# REQUIRED TASK:
Tell how many lines have the string "расчетного" in them, and write nothing besides the number.
— START ENTRIES —
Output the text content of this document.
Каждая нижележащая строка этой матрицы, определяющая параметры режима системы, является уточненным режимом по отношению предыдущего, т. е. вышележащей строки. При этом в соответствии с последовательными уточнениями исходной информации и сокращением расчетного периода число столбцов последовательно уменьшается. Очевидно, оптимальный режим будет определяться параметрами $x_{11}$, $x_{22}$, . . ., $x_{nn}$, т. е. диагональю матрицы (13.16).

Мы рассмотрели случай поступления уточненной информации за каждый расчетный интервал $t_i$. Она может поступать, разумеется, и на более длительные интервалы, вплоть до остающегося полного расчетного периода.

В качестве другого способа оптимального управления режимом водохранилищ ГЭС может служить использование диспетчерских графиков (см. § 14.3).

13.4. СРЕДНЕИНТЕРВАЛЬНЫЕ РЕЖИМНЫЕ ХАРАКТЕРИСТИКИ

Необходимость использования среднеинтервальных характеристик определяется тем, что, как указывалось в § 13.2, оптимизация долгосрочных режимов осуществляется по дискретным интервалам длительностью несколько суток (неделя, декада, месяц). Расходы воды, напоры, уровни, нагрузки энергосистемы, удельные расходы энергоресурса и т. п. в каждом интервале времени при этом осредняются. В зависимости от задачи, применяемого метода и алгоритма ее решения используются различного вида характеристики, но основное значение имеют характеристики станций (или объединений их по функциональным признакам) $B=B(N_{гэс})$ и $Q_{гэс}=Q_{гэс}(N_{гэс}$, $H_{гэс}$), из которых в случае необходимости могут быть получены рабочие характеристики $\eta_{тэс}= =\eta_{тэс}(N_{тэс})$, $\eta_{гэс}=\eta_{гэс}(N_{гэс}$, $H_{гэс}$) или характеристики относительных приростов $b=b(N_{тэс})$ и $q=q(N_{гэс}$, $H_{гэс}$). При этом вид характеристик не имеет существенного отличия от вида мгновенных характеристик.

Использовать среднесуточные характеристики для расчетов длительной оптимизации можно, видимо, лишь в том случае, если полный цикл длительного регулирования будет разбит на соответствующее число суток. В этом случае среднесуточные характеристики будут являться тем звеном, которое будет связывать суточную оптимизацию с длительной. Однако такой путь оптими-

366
— END ENTRIES —
# TASK SOLUTION:
2